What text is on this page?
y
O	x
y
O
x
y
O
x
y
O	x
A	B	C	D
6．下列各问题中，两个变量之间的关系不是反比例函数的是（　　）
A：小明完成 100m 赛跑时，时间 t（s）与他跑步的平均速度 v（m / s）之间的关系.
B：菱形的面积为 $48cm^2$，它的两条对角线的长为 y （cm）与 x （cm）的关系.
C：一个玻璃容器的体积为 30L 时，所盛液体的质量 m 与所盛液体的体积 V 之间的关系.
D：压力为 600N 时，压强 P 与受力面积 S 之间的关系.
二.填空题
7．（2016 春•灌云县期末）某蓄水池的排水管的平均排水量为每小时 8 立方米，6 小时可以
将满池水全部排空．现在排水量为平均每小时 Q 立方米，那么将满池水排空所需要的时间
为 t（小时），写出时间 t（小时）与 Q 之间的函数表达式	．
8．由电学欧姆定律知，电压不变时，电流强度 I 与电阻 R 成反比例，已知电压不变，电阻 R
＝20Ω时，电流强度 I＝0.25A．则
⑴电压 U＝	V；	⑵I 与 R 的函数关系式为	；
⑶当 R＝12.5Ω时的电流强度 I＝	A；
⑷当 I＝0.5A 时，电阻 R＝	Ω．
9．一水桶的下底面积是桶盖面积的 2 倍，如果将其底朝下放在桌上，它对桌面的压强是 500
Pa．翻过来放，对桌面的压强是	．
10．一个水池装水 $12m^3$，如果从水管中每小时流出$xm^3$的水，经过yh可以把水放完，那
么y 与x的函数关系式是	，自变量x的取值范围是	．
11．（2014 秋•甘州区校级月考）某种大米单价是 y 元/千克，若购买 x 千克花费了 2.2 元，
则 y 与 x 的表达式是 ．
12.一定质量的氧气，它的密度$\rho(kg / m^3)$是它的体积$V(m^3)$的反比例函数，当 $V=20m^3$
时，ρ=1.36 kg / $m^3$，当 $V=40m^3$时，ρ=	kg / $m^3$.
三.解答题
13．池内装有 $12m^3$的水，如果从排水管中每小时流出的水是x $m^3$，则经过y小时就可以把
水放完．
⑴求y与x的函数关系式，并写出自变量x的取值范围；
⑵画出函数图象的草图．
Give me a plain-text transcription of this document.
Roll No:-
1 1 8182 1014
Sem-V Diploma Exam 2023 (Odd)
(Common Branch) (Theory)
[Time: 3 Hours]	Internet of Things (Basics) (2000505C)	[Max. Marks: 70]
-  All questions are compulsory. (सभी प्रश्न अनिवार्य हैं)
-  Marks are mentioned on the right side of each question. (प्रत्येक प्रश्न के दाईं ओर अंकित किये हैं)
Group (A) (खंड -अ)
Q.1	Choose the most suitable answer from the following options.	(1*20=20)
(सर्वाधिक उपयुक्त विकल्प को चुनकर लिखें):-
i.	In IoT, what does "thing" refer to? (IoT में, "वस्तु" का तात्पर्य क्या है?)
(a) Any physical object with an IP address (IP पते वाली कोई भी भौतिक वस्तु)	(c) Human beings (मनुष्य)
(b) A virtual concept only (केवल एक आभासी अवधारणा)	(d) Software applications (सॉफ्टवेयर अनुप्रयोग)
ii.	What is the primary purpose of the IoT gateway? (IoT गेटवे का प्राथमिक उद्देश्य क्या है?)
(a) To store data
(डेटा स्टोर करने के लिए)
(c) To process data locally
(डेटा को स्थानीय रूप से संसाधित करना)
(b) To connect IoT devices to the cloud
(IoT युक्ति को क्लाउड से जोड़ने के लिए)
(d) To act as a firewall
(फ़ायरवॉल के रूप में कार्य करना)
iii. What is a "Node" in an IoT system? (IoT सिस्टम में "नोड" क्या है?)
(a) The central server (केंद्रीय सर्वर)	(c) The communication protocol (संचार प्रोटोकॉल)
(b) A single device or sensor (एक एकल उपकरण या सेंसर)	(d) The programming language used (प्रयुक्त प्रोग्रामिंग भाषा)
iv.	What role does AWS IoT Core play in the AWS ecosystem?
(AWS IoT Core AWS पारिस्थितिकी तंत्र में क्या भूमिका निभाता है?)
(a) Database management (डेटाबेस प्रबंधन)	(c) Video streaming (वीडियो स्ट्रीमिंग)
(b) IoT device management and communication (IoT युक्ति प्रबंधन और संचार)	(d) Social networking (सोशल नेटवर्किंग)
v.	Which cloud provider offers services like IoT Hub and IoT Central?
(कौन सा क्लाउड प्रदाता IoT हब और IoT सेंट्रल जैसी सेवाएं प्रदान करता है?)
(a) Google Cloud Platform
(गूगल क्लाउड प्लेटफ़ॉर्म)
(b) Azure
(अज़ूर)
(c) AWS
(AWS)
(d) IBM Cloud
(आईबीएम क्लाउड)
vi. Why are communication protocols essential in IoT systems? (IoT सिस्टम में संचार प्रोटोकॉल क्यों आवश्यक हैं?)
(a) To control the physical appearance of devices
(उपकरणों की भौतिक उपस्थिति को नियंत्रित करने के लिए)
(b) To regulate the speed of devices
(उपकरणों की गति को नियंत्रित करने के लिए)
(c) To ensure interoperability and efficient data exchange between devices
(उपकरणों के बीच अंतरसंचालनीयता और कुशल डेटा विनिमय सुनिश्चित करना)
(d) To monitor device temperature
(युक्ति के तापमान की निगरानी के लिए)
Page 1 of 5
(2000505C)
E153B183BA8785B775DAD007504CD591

__________________________________________________

• Exercise description: Retype all of the material above with every character intact.

• Complete output:
What text is on this page?
y
O	x
y
O
x
y
O
x
y
O	x
A	B	C	D
6．下列各问题中，两个变量之间的关系不是反比例函数的是（　　）
A：小明完成 100m 赛跑时，时间 t（s）与他跑步的平均速度 v（m / s）之间的关系.
B：菱形的面积为 $48cm^2$，它的两条对角线的长为 y （cm）与 x （cm）的关系.
C：一个玻璃容器的体积为 30L 时，所盛液体的质量 m 与所盛液体的体积 V 之间的关系.
D：压力为 600N 时，压强 P 与受力面积 S 之间的关系.
二.填空题
7．（2016 春•灌云县期末）某蓄水池的排水管的平均排水量为每小时 8 立方米，6 小时可以
将满池水全部排空．现在排水量为平均每小时 Q 立方米，那么将满池水排空所需要的时间
为 t（小时），写出时间 t（小时）与 Q 之间的函数表达式	．
8．由电学欧姆定律知，电压不变时，电流强度 I 与电阻 R 成反比例，已知电压不变，电阻 R
＝20Ω时，电流强度 I＝0.25A．则
⑴电压 U＝	V；	⑵I 与 R 的函数关系式为	；
⑶当 R＝12.5Ω时的电流强度 I＝	A；
⑷当 I＝0.5A 时，电阻 R＝	Ω．
9．一水桶的下底面积是桶盖面积的 2 倍，如果将其底朝下放在桌上，它对桌面的压强是 500
Pa．翻过来放，对桌面的压强是	．
10．一个水池装水 $12m^3$，如果从水管中每小时流出$xm^3$的水，经过yh可以把水放完，那
么y 与x的函数关系式是	，自变量x的取值范围是	．
11．（2014 秋•甘州区校级月考）某种大米单价是 y 元/千克，若购买 x 千克花费了 2.2 元，
则 y 与 x 的表达式是 ．
12.一定质量的氧气，它的密度$\rho(kg / m^3)$是它的体积$V(m^3)$的反比例函数，当 $V=20m^3$
时，ρ=1.36 kg / $m^3$，当 $V=40m^3$时，ρ=	kg / $m^3$.
三.解答题
13．池内装有 $12m^3$的水，如果从排水管中每小时流出的水是x $m^3$，则经过y小时就可以把
水放完．
⑴求y与x的函数关系式，并写出自变量x的取值范围；
⑵画出函数图象的草图．
Give me a plain-text transcription of this document.
Roll No:-
1 1 8182 1014
Sem-V Diploma Exam 2023 (Odd)
(Common Branch) (Theory)
[Time: 3 Hours]	Internet of Things (Basics) (2000505C)	[Max. Marks: 70]
-  All questions are compulsory. (सभी प्रश्न अनिवार्य हैं)
-  Marks are mentioned on the right side of each question. (प्रत्येक प्रश्न के दाईं ओर अंकित किये हैं)
Group (A) (खंड -अ)
Q.1	Choose the most suitable answer from the following options.	(1*20=20)
(सर्वाधिक उपयुक्त विकल्प को चुनकर लिखें):-
i.	In IoT, what does "thing" refer to? (IoT में, "वस्तु" का तात्पर्य क्या है?)
(a) Any physical object with an IP address (IP पते वाली कोई भी भौतिक वस्तु)	(c) Human beings (मनुष्य)
(b) A virtual concept only (केवल एक आभासी अवधारणा)	(d) Software applications (सॉफ्टवेयर अनुप्रयोग)
ii.	What is the primary purpose of the IoT gateway? (IoT गेटवे का प्राथमिक उद्देश्य क्या है?)
(a) To store data
(डेटा स्टोर करने के लिए)
(c) To process data locally
(डेटा को स्थानीय रूप से संसाधित करना)
(b) To connect IoT devices to the cloud
(IoT युक्ति को क्लाउड से जोड़ने के लिए)
(d) To act as a firewall
(फ़ायरवॉल के रूप में कार्य करना)
iii. What is a "Node" in an IoT system? (IoT सिस्टम में "नोड" क्या है?)
(a) The central server (केंद्रीय सर्वर)	(c) The communication protocol (संचार प्रोटोकॉल)
(b) A single device or sensor (एक एकल उपकरण या सेंसर)	(d) The programming language used (प्रयुक्त प्रोग्रामिंग भाषा)
iv.	What role does AWS IoT Core play in the AWS ecosystem?
(AWS IoT Core AWS पारिस्थितिकी तंत्र में क्या भूमिका निभाता है?)
(a) Database management (डेटाबेस प्रबंधन)	(c) Video streaming (वीडियो स्ट्रीमिंग)
(b) IoT device management and communication (IoT युक्ति प्रबंधन और संचार)	(d) Social networking (सोशल नेटवर्किंग)
v.	Which cloud provider offers services like IoT Hub and IoT Central?
(कौन सा क्लाउड प्रदाता IoT हब और IoT सेंट्रल जैसी सेवाएं प्रदान करता है?)
(a) Google Cloud Platform
(गूगल क्लाउड प्लेटफ़ॉर्म)
(b) Azure
(अज़ूर)
(c) AWS
(AWS)
(d) IBM Cloud
(आईबीएम क्लाउड)
vi. Why are communication protocols essential in IoT systems? (IoT सिस्टम में संचार प्रोटोकॉल क्यों आवश्यक हैं?)
(a) To control the physical appearance of devices
(उपकरणों की भौतिक उपस्थिति को नियंत्रित करने के लिए)
(b) To regulate the speed of devices
(उपकरणों की गति को नियंत्रित करने के लिए)
(c) To ensure interoperability and efficient data exchange between devices
(उपकरणों के बीच अंतरसंचालनीयता और कुशल डेटा विनिमय सुनिश्चित करना)
(d) To monitor device temperature
(युक्ति के तापमान की निगरानी के लिए)
Page 1 of 5
(2000505C)
E153B183BA8785B775DAD007504CD591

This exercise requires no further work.